# Start of Records to use
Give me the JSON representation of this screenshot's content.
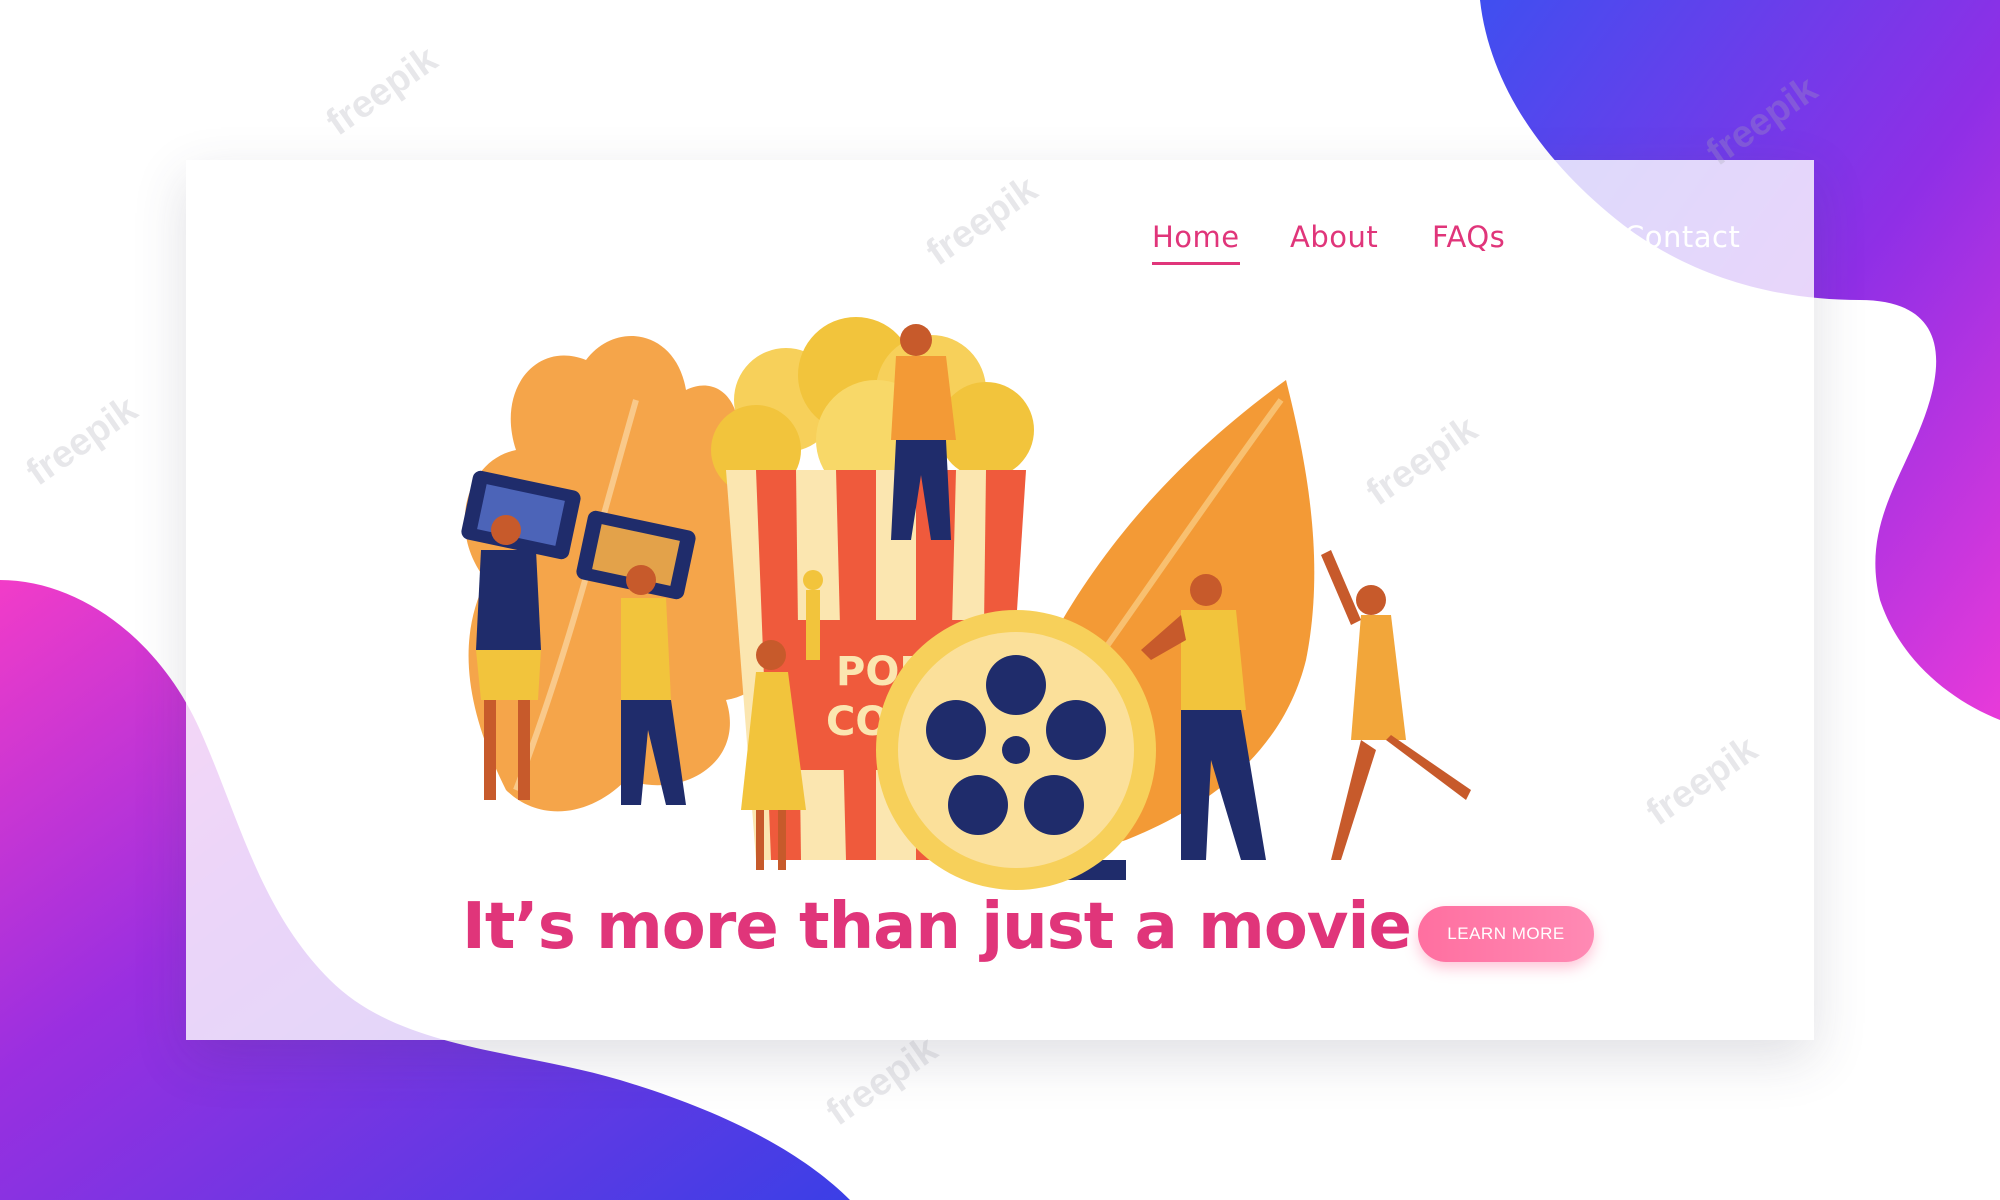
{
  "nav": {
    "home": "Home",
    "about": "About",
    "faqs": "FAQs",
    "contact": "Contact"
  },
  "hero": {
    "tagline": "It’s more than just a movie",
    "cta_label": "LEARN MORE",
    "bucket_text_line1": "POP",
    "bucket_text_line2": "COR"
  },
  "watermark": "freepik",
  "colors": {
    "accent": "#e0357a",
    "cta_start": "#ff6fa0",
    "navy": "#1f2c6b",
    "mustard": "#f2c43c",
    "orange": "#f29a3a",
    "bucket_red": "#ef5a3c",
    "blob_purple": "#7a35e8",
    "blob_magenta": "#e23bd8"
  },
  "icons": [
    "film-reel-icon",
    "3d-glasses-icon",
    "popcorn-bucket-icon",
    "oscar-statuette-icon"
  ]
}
# End of Records to use
# Start of Records to use
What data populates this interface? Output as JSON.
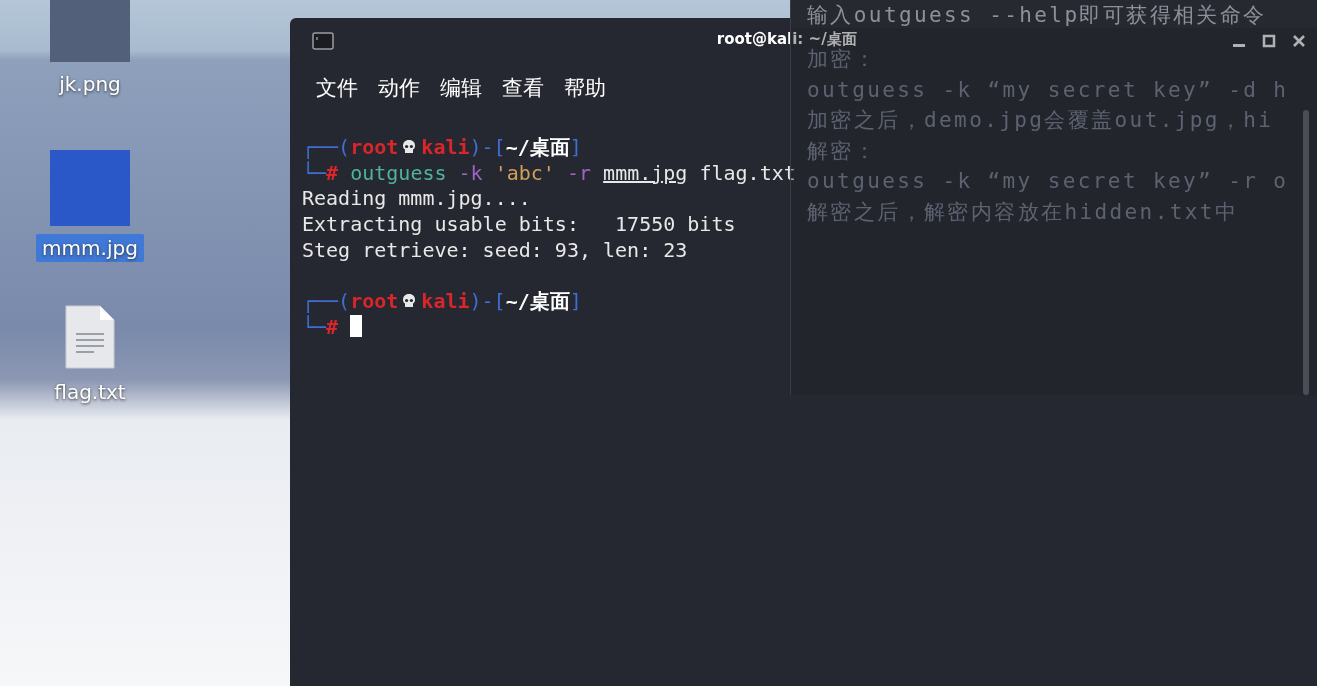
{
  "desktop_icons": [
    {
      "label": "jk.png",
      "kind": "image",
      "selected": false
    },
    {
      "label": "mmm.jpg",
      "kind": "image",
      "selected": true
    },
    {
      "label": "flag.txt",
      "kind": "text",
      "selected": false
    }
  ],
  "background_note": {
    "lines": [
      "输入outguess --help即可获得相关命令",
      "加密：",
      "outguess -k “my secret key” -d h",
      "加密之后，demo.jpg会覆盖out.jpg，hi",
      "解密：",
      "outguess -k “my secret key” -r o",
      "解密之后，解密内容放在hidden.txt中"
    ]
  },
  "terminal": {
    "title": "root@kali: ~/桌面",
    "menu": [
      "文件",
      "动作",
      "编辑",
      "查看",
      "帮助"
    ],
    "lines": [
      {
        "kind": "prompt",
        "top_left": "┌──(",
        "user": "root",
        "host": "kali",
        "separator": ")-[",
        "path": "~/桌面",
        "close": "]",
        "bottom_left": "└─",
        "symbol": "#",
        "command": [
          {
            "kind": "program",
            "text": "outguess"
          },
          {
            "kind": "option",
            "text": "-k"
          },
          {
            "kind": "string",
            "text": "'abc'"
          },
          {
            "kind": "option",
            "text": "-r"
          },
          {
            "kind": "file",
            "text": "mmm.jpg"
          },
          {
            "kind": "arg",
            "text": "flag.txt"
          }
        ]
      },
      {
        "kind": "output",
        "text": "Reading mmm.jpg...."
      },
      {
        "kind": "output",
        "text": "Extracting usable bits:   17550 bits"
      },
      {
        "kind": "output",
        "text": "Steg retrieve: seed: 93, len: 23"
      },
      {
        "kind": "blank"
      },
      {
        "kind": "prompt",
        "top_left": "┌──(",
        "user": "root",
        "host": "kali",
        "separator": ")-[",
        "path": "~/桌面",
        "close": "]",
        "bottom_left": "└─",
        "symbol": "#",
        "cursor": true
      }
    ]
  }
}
# End of Records to use
# Start of Records to use
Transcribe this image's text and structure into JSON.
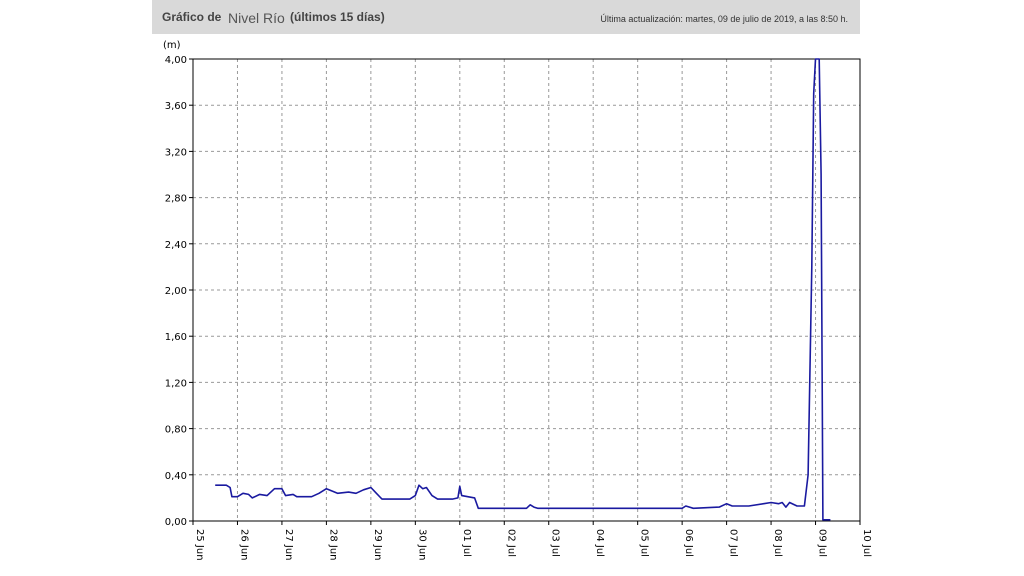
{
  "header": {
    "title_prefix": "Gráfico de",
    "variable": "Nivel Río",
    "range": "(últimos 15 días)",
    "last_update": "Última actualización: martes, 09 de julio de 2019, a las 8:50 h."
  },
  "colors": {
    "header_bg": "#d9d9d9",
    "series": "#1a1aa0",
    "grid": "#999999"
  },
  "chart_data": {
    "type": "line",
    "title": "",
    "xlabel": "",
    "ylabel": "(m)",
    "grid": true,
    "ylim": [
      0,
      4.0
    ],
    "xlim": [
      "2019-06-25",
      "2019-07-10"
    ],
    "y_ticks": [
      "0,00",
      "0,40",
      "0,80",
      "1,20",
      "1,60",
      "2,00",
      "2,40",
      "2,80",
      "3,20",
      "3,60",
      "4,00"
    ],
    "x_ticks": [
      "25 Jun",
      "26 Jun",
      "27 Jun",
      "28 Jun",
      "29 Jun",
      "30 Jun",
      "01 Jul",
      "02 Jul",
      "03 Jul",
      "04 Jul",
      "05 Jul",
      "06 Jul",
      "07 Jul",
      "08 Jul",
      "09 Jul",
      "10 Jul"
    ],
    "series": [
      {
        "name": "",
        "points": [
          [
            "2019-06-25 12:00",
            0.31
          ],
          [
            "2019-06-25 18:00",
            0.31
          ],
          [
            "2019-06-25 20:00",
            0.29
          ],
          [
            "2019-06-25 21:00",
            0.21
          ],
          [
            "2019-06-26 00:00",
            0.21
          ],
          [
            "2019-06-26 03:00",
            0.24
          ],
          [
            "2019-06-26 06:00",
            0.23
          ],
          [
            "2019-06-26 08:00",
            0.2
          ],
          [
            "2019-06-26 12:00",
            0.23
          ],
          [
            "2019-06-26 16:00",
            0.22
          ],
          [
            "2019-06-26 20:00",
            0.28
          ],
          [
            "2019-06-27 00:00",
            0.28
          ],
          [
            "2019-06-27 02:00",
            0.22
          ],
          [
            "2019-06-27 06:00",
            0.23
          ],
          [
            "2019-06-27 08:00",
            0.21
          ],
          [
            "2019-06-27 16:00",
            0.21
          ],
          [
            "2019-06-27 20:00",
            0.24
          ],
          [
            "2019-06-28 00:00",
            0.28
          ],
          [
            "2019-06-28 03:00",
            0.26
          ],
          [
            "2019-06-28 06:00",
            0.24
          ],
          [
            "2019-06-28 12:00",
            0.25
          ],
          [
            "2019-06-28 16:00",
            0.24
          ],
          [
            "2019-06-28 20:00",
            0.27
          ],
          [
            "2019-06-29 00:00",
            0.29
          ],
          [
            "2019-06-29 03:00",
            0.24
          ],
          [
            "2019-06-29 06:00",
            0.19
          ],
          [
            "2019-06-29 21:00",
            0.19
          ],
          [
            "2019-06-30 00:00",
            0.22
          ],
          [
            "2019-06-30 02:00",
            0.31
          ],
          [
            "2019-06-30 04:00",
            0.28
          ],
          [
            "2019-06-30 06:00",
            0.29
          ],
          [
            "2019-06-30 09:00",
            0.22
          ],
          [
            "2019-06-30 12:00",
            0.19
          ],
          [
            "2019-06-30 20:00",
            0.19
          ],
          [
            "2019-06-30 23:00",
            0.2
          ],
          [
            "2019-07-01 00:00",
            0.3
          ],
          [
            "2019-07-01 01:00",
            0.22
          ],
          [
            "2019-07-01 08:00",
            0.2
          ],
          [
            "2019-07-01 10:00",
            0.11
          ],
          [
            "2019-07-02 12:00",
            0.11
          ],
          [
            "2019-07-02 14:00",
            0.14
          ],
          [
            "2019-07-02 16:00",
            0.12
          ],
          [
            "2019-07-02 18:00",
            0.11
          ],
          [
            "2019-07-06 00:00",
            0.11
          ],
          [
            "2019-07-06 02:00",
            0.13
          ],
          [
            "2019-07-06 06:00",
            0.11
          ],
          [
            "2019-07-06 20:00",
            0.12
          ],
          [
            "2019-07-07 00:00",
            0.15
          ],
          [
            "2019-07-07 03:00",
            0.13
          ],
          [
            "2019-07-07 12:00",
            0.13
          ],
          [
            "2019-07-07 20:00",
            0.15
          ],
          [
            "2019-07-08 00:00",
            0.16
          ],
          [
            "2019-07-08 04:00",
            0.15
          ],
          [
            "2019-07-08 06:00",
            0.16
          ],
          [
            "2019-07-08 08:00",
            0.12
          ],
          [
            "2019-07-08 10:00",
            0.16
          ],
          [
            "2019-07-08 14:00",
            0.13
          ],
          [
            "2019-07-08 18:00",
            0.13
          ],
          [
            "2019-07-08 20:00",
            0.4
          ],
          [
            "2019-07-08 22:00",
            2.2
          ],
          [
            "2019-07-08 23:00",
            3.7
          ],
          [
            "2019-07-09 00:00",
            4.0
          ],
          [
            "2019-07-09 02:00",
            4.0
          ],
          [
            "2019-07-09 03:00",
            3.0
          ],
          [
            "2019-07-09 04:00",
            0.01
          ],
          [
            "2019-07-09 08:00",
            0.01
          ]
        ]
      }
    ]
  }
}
# End of Records to use
[Instruction]
Show all lines from the records above where the word "JSON" occurs.

[Correct result]
Give me the JSON representation of this screenshot's content.
What data populates this interface? Output as JSON.
Transcribe this image's text and structure into JSON.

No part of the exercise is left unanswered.